WORK REQUEST A: Write out word for word the passage of the aircraft radio noise post that opens with the words containing "Make up your" and closes with "your static problem.".
WORK REQUEST B: Pick up the aircraft radio noise post after its last sentence and continue it.

SOURCE EXTRACT:
"""

Make up your mag leads as one continuous shielded assembly. The shields ground at each mag and stay insulated at the switch. You just have the core wires attached at the switch.

It sounds like your install was done on the Q&D (quick and dirty). This may be a significant part of your static problem.

There is another thing to consider. Each of your radios has filtering on the audio output stage for just the symptoms you describe. That filtering is simply foils capacitors. The caps dry out over time and fail. The caps are there for the very problems that you are chasing. Proper mag shielding may not solve all of your problems if the output caps are bad.

While we are talking about filter caps, do you have a capacitor on the alternator (B+) output terminal?

Let me share a project I just finished. Cessna 172 with noise in headsets from: beacon popping, alternator, flaps, PWM dimmer (Max-Dim), turn coordinator, and generally poor sounding audio. I rewired the alternator output to the bus. Replaced the field circuit as it had >450mv. line drop. After replacing the field breaker, every wire, and master switch the voltage drop was 165mv. I central point grounded the beacon and the flap switch. I also added an output cap to the alternator. Further inspection found sever breaks in the shielding on the intercom leads to the back seats. I semi-carefully measured all the intercom runs and had PS Engineering build a new harness for me. The end result was an absolutely quiet, both audio and electrically, system.

"""

DATA SUPPLIED:
"""

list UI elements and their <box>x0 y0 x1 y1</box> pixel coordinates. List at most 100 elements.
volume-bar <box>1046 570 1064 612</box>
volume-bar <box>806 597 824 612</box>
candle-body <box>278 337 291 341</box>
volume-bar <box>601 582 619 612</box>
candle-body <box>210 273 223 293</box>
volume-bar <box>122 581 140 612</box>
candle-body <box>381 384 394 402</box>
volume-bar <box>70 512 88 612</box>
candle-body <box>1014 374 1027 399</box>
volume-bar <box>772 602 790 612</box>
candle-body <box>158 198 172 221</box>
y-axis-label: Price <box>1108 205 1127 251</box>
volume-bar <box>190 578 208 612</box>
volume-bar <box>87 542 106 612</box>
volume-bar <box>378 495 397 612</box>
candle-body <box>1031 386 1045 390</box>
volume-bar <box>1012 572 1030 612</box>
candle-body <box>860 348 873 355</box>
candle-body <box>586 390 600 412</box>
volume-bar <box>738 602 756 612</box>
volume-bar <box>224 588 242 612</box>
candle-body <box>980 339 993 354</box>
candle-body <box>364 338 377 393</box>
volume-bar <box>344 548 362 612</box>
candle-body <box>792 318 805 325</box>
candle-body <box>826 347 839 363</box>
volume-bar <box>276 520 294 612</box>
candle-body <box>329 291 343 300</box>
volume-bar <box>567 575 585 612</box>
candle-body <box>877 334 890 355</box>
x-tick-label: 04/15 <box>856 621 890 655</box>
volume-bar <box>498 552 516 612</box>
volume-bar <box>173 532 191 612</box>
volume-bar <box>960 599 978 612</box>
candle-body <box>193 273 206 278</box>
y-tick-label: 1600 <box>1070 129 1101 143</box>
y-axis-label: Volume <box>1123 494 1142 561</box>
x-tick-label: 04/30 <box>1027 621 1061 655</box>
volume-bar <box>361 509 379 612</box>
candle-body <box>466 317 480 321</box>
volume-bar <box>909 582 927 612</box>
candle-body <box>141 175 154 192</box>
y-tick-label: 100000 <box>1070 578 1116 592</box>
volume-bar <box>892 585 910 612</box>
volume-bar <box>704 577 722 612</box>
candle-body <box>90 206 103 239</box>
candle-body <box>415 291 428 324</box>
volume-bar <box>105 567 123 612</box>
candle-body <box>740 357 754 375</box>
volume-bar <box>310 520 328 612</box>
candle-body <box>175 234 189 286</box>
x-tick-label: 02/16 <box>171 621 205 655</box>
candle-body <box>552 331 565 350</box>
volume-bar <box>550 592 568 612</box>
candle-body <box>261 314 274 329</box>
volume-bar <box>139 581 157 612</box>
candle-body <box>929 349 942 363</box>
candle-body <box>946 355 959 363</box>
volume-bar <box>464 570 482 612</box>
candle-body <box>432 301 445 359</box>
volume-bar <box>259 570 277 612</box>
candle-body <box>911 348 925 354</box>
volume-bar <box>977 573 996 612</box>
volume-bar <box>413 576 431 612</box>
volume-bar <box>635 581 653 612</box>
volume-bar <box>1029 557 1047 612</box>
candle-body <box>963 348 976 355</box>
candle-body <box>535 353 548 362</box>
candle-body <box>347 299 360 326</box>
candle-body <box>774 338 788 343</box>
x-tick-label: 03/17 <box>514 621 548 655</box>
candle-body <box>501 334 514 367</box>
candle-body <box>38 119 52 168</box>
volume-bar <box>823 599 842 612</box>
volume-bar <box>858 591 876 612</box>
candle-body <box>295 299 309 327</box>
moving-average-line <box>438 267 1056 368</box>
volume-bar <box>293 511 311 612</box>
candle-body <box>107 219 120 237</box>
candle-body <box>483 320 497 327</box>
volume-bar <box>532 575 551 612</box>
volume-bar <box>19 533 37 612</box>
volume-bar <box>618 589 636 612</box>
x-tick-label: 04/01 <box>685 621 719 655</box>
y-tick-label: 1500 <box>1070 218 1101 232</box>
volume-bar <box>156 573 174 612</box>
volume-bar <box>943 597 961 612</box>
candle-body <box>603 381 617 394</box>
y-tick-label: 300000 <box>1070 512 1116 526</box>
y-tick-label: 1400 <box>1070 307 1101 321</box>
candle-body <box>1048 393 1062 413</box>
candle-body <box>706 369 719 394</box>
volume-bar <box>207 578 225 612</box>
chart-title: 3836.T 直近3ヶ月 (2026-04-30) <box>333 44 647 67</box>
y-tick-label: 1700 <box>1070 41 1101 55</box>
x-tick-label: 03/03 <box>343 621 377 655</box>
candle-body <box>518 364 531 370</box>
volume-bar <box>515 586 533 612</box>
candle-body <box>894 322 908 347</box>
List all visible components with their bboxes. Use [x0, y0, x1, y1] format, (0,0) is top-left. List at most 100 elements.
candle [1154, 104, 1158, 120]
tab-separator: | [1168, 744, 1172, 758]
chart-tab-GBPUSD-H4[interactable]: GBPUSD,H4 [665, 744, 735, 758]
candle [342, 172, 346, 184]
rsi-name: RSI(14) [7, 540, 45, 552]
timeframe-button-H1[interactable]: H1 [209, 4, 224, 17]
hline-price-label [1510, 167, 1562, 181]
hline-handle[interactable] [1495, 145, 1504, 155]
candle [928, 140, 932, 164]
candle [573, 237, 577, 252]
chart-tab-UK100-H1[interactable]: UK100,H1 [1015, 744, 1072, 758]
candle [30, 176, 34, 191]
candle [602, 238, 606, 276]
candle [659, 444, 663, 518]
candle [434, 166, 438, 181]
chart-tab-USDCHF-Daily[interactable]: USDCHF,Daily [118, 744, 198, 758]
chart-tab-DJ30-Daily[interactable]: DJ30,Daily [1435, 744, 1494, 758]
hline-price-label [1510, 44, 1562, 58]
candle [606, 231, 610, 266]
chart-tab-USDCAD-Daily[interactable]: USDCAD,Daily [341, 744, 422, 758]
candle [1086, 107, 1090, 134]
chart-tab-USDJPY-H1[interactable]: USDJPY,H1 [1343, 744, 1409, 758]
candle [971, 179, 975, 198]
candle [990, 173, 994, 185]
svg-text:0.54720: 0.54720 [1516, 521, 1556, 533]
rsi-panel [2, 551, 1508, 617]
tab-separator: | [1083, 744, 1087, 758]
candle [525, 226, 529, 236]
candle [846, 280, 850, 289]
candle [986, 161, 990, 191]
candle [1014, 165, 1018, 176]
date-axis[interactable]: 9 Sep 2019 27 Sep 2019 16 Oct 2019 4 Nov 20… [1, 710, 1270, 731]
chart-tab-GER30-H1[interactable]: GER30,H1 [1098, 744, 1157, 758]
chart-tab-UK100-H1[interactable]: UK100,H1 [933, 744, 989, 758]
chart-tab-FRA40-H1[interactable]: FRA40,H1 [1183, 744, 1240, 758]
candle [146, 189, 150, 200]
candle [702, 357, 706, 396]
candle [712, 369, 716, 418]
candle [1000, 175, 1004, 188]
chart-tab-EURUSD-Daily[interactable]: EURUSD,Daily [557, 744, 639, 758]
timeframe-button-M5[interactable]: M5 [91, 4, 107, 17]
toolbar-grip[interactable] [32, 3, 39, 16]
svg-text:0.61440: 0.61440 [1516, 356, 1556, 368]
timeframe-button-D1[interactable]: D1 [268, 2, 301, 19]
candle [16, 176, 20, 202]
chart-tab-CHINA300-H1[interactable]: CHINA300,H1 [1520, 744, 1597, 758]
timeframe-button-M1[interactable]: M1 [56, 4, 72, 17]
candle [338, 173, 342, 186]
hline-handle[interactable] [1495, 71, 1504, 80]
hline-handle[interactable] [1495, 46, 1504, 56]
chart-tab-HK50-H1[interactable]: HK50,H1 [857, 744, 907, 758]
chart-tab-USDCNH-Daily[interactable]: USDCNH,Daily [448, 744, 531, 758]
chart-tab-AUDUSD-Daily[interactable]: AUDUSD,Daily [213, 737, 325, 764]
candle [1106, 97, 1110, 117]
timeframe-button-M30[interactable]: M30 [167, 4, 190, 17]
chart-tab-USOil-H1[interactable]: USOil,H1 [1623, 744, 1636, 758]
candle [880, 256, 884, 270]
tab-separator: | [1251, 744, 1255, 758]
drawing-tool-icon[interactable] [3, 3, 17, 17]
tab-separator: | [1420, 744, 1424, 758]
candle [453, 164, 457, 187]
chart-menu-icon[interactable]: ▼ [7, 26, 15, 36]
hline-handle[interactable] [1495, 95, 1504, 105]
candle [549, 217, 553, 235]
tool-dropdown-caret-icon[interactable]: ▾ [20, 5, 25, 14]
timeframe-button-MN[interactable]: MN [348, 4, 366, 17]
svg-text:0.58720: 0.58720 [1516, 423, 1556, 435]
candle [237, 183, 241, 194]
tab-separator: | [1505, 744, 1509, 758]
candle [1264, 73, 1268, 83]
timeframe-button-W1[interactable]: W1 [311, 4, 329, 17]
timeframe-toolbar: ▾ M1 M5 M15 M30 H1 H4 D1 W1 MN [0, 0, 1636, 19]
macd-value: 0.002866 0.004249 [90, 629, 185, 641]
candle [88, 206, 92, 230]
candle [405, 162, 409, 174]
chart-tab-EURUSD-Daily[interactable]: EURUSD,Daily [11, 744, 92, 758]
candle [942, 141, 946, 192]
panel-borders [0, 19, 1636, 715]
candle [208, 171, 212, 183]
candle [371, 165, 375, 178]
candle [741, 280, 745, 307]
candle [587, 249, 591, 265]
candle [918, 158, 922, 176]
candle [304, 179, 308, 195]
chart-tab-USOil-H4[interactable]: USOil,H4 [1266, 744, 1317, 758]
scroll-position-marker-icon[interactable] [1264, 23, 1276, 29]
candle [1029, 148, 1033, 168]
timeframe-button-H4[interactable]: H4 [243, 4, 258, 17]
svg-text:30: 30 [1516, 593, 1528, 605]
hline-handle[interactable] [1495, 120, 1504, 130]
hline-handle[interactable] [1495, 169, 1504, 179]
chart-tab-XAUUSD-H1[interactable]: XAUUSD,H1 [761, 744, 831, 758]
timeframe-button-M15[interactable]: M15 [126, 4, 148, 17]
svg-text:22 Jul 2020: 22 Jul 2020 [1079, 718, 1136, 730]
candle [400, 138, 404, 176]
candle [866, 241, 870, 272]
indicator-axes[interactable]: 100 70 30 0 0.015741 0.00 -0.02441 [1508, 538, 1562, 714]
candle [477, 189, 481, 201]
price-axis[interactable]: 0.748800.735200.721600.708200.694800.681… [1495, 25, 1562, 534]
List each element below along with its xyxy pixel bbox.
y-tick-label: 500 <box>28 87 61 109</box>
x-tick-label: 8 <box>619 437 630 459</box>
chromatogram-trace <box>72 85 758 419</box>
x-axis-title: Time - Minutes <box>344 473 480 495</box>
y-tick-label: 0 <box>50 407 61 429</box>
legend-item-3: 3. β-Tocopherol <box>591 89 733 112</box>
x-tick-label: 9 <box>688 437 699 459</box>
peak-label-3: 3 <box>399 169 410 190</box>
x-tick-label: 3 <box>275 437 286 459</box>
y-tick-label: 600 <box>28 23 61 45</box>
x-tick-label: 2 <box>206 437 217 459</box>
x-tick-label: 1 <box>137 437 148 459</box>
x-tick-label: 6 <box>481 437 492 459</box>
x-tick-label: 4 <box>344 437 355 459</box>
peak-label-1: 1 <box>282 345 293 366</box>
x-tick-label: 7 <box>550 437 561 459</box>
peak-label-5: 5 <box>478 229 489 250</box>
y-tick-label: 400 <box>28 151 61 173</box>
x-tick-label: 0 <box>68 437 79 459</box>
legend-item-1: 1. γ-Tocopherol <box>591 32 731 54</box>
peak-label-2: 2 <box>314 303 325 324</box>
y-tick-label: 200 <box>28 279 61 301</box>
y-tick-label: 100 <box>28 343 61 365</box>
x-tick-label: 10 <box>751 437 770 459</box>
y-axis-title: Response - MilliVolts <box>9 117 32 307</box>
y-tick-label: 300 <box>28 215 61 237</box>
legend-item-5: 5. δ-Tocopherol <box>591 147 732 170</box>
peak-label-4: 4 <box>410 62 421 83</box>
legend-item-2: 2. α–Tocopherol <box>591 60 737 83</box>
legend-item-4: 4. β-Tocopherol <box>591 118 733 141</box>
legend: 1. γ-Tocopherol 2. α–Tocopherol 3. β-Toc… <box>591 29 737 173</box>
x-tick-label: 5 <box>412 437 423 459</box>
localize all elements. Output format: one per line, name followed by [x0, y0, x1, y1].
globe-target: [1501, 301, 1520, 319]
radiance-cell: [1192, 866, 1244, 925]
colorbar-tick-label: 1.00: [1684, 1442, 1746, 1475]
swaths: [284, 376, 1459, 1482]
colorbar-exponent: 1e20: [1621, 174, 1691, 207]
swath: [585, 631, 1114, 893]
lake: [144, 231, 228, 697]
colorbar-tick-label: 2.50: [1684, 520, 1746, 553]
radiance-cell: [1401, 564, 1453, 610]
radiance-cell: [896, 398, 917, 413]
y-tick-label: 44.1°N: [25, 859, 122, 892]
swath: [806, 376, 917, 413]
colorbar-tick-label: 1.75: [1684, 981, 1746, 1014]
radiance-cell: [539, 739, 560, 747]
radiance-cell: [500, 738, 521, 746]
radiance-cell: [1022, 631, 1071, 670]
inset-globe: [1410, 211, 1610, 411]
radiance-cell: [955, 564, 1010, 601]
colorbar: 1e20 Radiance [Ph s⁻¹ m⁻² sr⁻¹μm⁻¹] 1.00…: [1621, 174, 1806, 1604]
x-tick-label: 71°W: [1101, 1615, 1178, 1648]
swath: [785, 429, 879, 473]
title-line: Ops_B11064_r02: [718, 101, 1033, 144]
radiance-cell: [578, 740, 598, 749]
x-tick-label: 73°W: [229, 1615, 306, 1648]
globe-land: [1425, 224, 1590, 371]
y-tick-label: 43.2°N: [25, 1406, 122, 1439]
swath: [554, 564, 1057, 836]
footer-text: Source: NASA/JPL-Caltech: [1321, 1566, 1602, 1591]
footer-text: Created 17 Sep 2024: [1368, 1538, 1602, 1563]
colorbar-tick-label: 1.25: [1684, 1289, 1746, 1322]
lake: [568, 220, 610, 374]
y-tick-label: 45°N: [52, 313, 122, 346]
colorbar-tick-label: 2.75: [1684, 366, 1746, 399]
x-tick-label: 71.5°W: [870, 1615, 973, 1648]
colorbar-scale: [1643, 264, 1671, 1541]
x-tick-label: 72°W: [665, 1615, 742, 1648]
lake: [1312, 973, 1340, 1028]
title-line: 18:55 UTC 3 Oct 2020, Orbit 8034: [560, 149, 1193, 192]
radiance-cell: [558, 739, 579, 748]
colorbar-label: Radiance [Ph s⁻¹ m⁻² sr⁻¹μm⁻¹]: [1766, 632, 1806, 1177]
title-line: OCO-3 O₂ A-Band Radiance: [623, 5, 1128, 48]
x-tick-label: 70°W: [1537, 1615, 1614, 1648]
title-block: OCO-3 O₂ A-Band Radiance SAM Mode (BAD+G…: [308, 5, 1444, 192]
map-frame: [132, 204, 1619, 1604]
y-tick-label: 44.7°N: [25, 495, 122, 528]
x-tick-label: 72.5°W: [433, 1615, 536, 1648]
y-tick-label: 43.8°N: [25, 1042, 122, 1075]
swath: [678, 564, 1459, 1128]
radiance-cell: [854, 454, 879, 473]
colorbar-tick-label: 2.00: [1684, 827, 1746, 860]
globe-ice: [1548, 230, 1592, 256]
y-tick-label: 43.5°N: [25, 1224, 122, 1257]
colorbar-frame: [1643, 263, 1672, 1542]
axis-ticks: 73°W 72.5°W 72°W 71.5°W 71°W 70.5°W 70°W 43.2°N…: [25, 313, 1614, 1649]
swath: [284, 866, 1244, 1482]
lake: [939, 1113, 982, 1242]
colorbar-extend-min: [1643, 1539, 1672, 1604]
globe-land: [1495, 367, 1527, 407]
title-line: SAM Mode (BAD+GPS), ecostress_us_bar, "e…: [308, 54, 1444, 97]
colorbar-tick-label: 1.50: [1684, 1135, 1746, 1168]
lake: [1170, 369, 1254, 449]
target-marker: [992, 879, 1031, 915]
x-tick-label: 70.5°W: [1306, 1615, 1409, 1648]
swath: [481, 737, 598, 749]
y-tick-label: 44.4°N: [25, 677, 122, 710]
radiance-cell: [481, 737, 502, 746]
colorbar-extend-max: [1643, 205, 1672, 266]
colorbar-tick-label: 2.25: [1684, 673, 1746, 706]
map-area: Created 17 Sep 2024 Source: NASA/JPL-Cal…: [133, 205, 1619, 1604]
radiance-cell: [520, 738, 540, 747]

"""

WRITTEN RESPONSE A:
Make up your mag leads as one continuous shielded assembly. The shields ground at each mag and stay insulated at the switch. You just have the core wires attached at the switch.

It sounds like your install was done on the Q&D (quick and dirty). This may be a significant part of your static problem.

WRITTEN RESPONSE B:
Getting the PWM dimmer quiet was the toughest. It turned out that the speaker was still local grounded under the screw. This uses the airframe as the ground path, a no-no. The problem ended up being the output audio filtering in the audio panel. Once repaired 95% of the noise in the speaker went away. There is no noise in the headset. It is dead silent.

Joe @ Max-Dim (Seaton) is wonderful to work with.